§ Texte du document

MARS 2018

Quelle mémoire les Russes
ont-ils de l’époque tsariste ?

par Frédéric de NATAL


Tatiana Kastouéva-Jean1, spécialiste des politiques intérieure et étrangère russes, à la direction du Centre Russie/NEI de l'Ifri, a publié, en tout début d’année aux Éditions Tallandier, un ouvrage intitulé « La Russie de Poutine en 100 questions ».
Dans un style clair et didactique, l'experte a souhaité donner cent clés pour mieux saisir la genèse et l'évolution du régime Poutine et les dynamiques de la société russe. Néanmoins j'ai voulu apporter sur cet ouvrage mes propres notes entre [ndla] qui s'opposent à Tatiana Kastouéva-Jean qui semble parfois osciller entre réalisme de la situation et raccourcis assez surprenants sur certaines autres vérités qu'elle occulte. Ceci afin que chacun puisse se faire un avis neutre sur la question. 
« La Grande Révolution d’Octobre et l’arrivée au pouvoir des bolcheviks en 1917, menés par Vladimir Lénine, a mis fin au règne de la dynastie Romanov, la lignée des tsars au pouvoir depuis le XVIIème siècle. Le destin du dernier tsar Nicolas II a été tragique : après avoir renoncé au trône, il a été exécuté avec sa famille et quelques proches à Ekaterinbourg, en 1918. Les manuels d’histoire soviétique présentaient le tsar comme responsable de la misère dans laquelle était plongé le pays et des répressions contre le peuple, tout en décrivant la monarchie comme un régime politique archaïque et injuste. 
C’est seulement après la chute de l’URSS que Nicolas II et sa famille ont été réhabilités et même canonisés par l’Eglise orthodoxe russe (2000). Leurs restes reposent désormais dans la cathédrale Saint-Pierre-et-Paul- nécropole impériale russe- à Saint-Pétersbourg. Dans les années 1990, plusieurs œuvres littéraires et cinématographiques véhiculaient une image idéalisée de la Russie tsariste. Moyen de clore la parenthèse communiste, cette réhabilitation contribuait aussi à la construction de la nouvelle identité postsoviétique. Quelques appels au retour des descendants Romanov, exilés à Paris, n’ont pourtant pas trouvé beaucoup d‘écho, ni dans les élites, ni dans la population. En 2013, le 400ème anniversaire de la maison Romanov a été célébré sans grande pompe par une exposition et le retour d’un obélisque-enlevé 100 ans auparavant- dans le jardin Alexandre jouxtant le Kremlin.

§ Exercice 1
Recopiez, s'il vous plaît, les lignes des entrées en commençant par celle qui contient « data-point: [200, 228, 210, 241] » et en terminant par celle qui contient « x-tick-label: 60: [542, 468, 560, 485] ».
Les entrées n'ont aucun rapport avec l'article.

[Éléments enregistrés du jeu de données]
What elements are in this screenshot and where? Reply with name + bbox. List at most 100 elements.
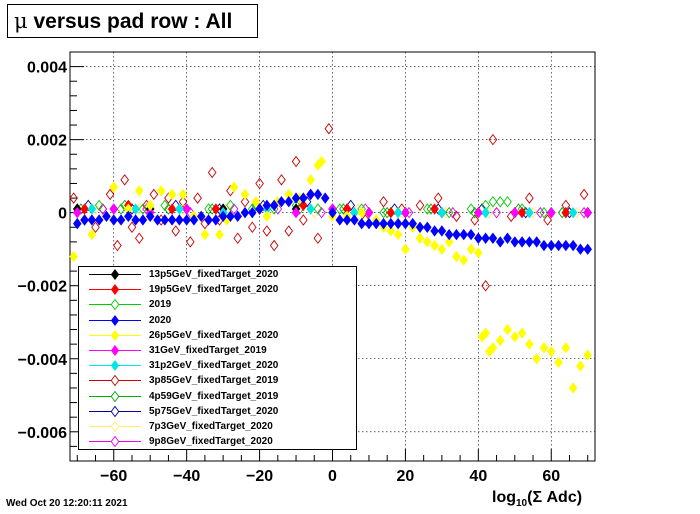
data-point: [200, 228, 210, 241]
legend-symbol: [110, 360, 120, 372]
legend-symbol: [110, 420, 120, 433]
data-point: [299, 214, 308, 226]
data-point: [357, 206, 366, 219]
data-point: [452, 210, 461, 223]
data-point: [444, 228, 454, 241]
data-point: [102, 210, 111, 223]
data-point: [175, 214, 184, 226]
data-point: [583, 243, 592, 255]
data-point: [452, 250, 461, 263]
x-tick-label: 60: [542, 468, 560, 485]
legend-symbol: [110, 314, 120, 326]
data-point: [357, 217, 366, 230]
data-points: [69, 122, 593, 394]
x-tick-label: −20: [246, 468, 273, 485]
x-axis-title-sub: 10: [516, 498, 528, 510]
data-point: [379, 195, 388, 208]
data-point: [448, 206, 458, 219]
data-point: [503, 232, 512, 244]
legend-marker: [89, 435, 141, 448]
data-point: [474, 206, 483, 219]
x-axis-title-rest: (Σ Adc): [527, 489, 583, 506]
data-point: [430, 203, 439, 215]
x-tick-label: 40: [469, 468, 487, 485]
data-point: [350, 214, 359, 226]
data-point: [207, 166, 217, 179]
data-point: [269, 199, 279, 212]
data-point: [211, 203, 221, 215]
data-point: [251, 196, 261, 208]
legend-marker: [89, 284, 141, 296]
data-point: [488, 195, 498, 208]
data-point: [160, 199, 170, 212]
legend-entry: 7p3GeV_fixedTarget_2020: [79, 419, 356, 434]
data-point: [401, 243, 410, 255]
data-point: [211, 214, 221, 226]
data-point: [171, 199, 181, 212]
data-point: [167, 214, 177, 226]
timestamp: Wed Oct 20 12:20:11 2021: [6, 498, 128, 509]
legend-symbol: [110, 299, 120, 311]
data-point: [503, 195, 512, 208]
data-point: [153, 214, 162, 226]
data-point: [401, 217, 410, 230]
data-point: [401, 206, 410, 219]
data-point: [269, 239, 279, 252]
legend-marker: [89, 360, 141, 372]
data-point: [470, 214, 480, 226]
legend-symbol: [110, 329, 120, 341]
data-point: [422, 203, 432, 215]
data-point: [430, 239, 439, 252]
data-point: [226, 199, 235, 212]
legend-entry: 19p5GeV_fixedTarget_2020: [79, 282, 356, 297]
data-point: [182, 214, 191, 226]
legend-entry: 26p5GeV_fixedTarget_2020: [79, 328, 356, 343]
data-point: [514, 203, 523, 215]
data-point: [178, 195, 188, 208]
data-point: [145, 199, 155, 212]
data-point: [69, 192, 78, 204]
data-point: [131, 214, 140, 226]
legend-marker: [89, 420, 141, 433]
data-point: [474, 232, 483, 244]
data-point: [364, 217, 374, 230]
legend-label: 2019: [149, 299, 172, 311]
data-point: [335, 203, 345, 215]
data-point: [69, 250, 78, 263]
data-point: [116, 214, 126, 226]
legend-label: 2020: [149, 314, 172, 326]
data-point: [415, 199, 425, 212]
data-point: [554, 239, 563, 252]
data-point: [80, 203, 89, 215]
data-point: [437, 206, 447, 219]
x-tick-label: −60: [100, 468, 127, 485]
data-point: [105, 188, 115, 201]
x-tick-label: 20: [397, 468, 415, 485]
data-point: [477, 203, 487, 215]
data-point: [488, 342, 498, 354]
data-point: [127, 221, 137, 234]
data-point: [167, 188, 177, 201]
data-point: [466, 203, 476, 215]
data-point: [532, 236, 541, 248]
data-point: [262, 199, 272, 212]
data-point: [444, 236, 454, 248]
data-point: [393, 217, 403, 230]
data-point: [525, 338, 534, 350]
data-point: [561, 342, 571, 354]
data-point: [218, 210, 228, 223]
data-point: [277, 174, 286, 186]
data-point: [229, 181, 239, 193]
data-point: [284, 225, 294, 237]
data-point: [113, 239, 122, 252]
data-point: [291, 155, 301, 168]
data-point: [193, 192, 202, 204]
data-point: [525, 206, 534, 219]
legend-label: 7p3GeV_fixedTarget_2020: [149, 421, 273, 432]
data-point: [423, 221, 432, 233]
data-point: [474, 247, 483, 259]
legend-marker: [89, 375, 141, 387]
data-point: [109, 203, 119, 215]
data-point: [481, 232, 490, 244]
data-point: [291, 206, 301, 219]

§ Exercice 2
D'après l'article, en quelle année Nicolas II et sa famille ont-ils été canonisés par l'Église orthodoxe russe ?

§ Réponse 1
data-point: [200, 228, 210, 241]
legend-symbol: [110, 360, 120, 372]
legend-symbol: [110, 420, 120, 433]
data-point: [299, 214, 308, 226]
data-point: [357, 206, 366, 219]
data-point: [452, 210, 461, 223]
data-point: [444, 228, 454, 241]
data-point: [102, 210, 111, 223]
data-point: [175, 214, 184, 226]
data-point: [583, 243, 592, 255]
data-point: [452, 250, 461, 263]
x-tick-label: 60: [542, 468, 560, 485]

§ Réponse 2
En 2000.